- Job
Take the data below and repeat it exactly.

[Figure contents as structured data]
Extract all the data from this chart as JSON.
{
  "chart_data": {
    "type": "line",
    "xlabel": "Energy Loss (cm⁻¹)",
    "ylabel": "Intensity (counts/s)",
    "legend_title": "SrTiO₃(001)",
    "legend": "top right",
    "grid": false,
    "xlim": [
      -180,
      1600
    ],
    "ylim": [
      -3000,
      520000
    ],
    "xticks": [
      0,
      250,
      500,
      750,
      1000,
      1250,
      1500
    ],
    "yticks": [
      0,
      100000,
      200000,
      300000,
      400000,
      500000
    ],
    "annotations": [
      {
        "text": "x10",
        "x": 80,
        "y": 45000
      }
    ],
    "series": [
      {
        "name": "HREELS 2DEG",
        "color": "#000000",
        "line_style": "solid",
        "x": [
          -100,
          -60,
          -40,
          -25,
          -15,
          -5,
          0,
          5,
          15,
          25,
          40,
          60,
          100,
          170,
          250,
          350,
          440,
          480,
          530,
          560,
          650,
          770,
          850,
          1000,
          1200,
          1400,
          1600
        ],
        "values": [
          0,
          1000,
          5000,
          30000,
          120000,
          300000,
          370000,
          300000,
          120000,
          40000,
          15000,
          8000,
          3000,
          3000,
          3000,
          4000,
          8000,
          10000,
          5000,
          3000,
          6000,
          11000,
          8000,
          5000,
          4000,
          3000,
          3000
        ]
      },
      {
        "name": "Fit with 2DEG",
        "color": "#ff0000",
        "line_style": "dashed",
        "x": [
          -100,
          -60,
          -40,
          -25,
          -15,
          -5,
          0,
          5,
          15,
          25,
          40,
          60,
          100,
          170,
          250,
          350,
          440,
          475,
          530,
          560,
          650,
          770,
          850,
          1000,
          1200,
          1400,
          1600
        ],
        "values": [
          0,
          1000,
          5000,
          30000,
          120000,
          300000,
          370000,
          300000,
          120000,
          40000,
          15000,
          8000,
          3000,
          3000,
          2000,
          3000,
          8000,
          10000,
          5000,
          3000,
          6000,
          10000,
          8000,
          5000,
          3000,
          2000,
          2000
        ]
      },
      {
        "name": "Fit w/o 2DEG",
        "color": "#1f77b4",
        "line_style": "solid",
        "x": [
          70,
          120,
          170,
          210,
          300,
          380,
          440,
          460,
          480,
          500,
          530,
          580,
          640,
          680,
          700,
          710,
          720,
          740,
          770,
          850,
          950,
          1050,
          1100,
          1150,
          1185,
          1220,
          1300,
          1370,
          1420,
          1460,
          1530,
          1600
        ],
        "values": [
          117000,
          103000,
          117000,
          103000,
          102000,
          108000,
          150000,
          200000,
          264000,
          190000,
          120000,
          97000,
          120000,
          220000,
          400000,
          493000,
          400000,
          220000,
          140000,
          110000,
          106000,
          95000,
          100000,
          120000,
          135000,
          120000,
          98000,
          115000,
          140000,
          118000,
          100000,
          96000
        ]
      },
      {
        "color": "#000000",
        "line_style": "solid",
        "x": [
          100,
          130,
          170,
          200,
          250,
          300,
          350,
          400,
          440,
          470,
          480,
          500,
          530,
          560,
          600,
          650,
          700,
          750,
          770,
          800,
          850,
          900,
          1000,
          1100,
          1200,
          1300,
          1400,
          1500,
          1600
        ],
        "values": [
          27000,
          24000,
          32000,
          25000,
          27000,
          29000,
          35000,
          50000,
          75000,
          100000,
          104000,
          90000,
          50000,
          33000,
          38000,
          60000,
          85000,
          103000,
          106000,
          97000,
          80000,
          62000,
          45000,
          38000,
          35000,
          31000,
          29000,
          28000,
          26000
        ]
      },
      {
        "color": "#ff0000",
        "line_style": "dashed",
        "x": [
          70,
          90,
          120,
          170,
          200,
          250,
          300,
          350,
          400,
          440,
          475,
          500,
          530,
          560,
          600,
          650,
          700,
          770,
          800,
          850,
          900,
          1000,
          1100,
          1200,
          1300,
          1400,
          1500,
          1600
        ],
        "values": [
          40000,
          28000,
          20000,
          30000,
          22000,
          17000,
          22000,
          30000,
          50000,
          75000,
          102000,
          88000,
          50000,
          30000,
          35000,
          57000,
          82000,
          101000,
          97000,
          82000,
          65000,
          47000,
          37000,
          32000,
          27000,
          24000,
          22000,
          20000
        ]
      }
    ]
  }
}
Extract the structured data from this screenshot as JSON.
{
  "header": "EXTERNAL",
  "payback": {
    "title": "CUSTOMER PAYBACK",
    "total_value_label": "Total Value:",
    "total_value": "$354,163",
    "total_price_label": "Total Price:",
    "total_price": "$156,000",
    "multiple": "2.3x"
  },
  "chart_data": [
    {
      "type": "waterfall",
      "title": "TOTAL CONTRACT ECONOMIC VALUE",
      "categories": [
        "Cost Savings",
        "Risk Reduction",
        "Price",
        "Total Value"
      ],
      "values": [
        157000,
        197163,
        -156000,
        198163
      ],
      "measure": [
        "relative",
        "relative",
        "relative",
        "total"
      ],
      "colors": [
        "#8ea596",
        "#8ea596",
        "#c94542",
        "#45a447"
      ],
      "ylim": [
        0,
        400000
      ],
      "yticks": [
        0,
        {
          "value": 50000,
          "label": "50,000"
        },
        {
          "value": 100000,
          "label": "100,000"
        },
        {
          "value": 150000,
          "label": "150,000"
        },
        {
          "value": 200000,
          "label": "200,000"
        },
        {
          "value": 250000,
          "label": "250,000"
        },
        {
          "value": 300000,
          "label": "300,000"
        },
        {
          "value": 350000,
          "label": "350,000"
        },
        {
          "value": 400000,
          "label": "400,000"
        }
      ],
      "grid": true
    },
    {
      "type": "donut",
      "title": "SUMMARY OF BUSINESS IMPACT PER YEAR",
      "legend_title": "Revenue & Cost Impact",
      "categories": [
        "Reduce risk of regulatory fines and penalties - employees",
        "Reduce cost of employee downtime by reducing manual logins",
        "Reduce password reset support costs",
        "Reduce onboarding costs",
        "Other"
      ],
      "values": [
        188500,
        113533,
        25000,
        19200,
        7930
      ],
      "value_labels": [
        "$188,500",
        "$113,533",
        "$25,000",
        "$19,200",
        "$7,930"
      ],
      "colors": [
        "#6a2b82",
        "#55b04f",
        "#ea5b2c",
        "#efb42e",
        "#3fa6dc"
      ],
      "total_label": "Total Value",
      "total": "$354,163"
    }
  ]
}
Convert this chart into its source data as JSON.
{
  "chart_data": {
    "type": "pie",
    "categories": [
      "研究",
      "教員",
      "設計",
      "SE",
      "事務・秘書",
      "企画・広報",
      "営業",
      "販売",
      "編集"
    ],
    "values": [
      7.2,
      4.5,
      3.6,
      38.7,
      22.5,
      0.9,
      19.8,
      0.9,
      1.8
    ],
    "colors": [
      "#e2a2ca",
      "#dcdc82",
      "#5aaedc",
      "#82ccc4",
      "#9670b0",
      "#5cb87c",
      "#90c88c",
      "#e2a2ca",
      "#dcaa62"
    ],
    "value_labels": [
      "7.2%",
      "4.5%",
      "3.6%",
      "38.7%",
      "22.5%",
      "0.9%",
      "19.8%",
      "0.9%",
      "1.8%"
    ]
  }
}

- Response below
Extract all the data from this chart as JSON.
{
  "chart_data": {
    "type": "line",
    "xlabel": "Energy Loss (cm⁻¹)",
    "ylabel": "Intensity (counts/s)",
    "legend_title": "SrTiO₃(001)",
    "legend": "top right",
    "grid": false,
    "xlim": [
      -180,
      1600
    ],
    "ylim": [
      -3000,
      520000
    ],
    "xticks": [
      0,
      250,
      500,
      750,
      1000,
      1250,
      1500
    ],
    "yticks": [
      0,
      100000,
      200000,
      300000,
      400000,
      500000
    ],
    "annotations": [
      {
        "text": "x10",
        "x": 80,
        "y": 45000
      }
    ],
    "series": [
      {
        "name": "HREELS 2DEG",
        "color": "#000000",
        "line_style": "solid",
        "x": [
          -100,
          -60,
          -40,
          -25,
          -15,
          -5,
          0,
          5,
          15,
          25,
          40,
          60,
          100,
          170,
          250,
          350,
          440,
          480,
          530,
          560,
          650,
          770,
          850,
          1000,
          1200,
          1400,
          1600
        ],
        "values": [
          0,
          1000,
          5000,
          30000,
          120000,
          300000,
          370000,
          300000,
          120000,
          40000,
          15000,
          8000,
          3000,
          3000,
          3000,
          4000,
          8000,
          10000,
          5000,
          3000,
          6000,
          11000,
          8000,
          5000,
          4000,
          3000,
          3000
        ]
      },
      {
        "name": "Fit with 2DEG",
        "color": "#ff0000",
        "line_style": "dashed",
        "x": [
          -100,
          -60,
          -40,
          -25,
          -15,
          -5,
          0,
          5,
          15,
          25,
          40,
          60,
          100,
          170,
          250,
          350,
          440,
          475,
          530,
          560,
          650,
          770,
          850,
          1000,
          1200,
          1400,
          1600
        ],
        "values": [
          0,
          1000,
          5000,
          30000,
          120000,
          300000,
          370000,
          300000,
          120000,
          40000,
          15000,
          8000,
          3000,
          3000,
          2000,
          3000,
          8000,
          10000,
          5000,
          3000,
          6000,
          10000,
          8000,
          5000,
          3000,
          2000,
          2000
        ]
      },
      {
        "name": "Fit w/o 2DEG",
        "color": "#1f77b4",
        "line_style": "solid",
        "x": [
          70,
          120,
          170,
          210,
          300,
          380,
          440,
          460,
          480,
          500,
          530,
          580,
          640,
          680,
          700,
          710,
          720,
          740,
          770,
          850,
          950,
          1050,
          1100,
          1150,
          1185,
          1220,
          1300,
          1370,
          1420,
          1460,
          1530,
          1600
        ],
        "values": [
          117000,
          103000,
          117000,
          103000,
          102000,
          108000,
          150000,
          200000,
          264000,
          190000,
          120000,
          97000,
          120000,
          220000,
          400000,
          493000,
          400000,
          220000,
          140000,
          110000,
          106000,
          95000,
          100000,
          120000,
          135000,
          120000,
          98000,
          115000,
          140000,
          118000,
          100000,
          96000
        ]
      },
      {
        "color": "#000000",
        "line_style": "solid",
        "x": [
          100,
          130,
          170,
          200,
          250,
          300,
          350,
          400,
          440,
          470,
          480,
          500,
          530,
          560,
          600,
          650,
          700,
          750,
          770,
          800,
          850,
          900,
          1000,
          1100,
          1200,
          1300,
          1400,
          1500,
          1600
        ],
        "values": [
          27000,
          24000,
          32000,
          25000,
          27000,
          29000,
          35000,
          50000,
          75000,
          100000,
          104000,
          90000,
          50000,
          33000,
          38000,
          60000,
          85000,
          103000,
          106000,
          97000,
          80000,
          62000,
          45000,
          38000,
          35000,
          31000,
          29000,
          28000,
          26000
        ]
      },
      {
        "color": "#ff0000",
        "line_style": "dashed",
        "x": [
          70,
          90,
          120,
          170,
          200,
          250,
          300,
          350,
          400,
          440,
          475,
          500,
          530,
          560,
          600,
          650,
          700,
          770,
          800,
          850,
          900,
          1000,
          1100,
          1200,
          1300,
          1400,
          1500,
          1600
        ],
        "values": [
          40000,
          28000,
          20000,
          30000,
          22000,
          17000,
          22000,
          30000,
          50000,
          75000,
          102000,
          88000,
          50000,
          30000,
          35000,
          57000,
          82000,
          101000,
          97000,
          82000,
          65000,
          47000,
          37000,
          32000,
          27000,
          24000,
          22000,
          20000
        ]
      }
    ]
  }
}
Extract the structured data from this screenshot as JSON.
{
  "header": "EXTERNAL",
  "payback": {
    "title": "CUSTOMER PAYBACK",
    "total_value_label": "Total Value:",
    "total_value": "$354,163",
    "total_price_label": "Total Price:",
    "total_price": "$156,000",
    "multiple": "2.3x"
  },
  "chart_data": [
    {
      "type": "waterfall",
      "title": "TOTAL CONTRACT ECONOMIC VALUE",
      "categories": [
        "Cost Savings",
        "Risk Reduction",
        "Price",
        "Total Value"
      ],
      "values": [
        157000,
        197163,
        -156000,
        198163
      ],
      "measure": [
        "relative",
        "relative",
        "relative",
        "total"
      ],
      "colors": [
        "#8ea596",
        "#8ea596",
        "#c94542",
        "#45a447"
      ],
      "ylim": [
        0,
        400000
      ],
      "yticks": [
        0,
        {
          "value": 50000,
          "label": "50,000"
        },
        {
          "value": 100000,
          "label": "100,000"
        },
        {
          "value": 150000,
          "label": "150,000"
        },
        {
          "value": 200000,
          "label": "200,000"
        },
        {
          "value": 250000,
          "label": "250,000"
        },
        {
          "value": 300000,
          "label": "300,000"
        },
        {
          "value": 350000,
          "label": "350,000"
        },
        {
          "value": 400000,
          "label": "400,000"
        }
      ],
      "grid": true
    },
    {
      "type": "donut",
      "title": "SUMMARY OF BUSINESS IMPACT PER YEAR",
      "legend_title": "Revenue & Cost Impact",
      "categories": [
        "Reduce risk of regulatory fines and penalties - employees",
        "Reduce cost of employee downtime by reducing manual logins",
        "Reduce password reset support costs",
        "Reduce onboarding costs",
        "Other"
      ],
      "values": [
        188500,
        113533,
        25000,
        19200,
        7930
      ],
      "value_labels": [
        "$188,500",
        "$113,533",
        "$25,000",
        "$19,200",
        "$7,930"
      ],
      "colors": [
        "#6a2b82",
        "#55b04f",
        "#ea5b2c",
        "#efb42e",
        "#3fa6dc"
      ],
      "total_label": "Total Value",
      "total": "$354,163"
    }
  ]
}
Convert this chart into its source data as JSON.
{
  "chart_data": {
    "type": "pie",
    "categories": [
      "研究",
      "教員",
      "設計",
      "SE",
      "事務・秘書",
      "企画・広報",
      "営業",
      "販売",
      "編集"
    ],
    "values": [
      7.2,
      4.5,
      3.6,
      38.7,
      22.5,
      0.9,
      19.8,
      0.9,
      1.8
    ],
    "colors": [
      "#e2a2ca",
      "#dcdc82",
      "#5aaedc",
      "#82ccc4",
      "#9670b0",
      "#5cb87c",
      "#90c88c",
      "#e2a2ca",
      "#dcaa62"
    ],
    "value_labels": [
      "7.2%",
      "4.5%",
      "3.6%",
      "38.7%",
      "22.5%",
      "0.9%",
      "19.8%",
      "0.9%",
      "1.8%"
    ]
  }
}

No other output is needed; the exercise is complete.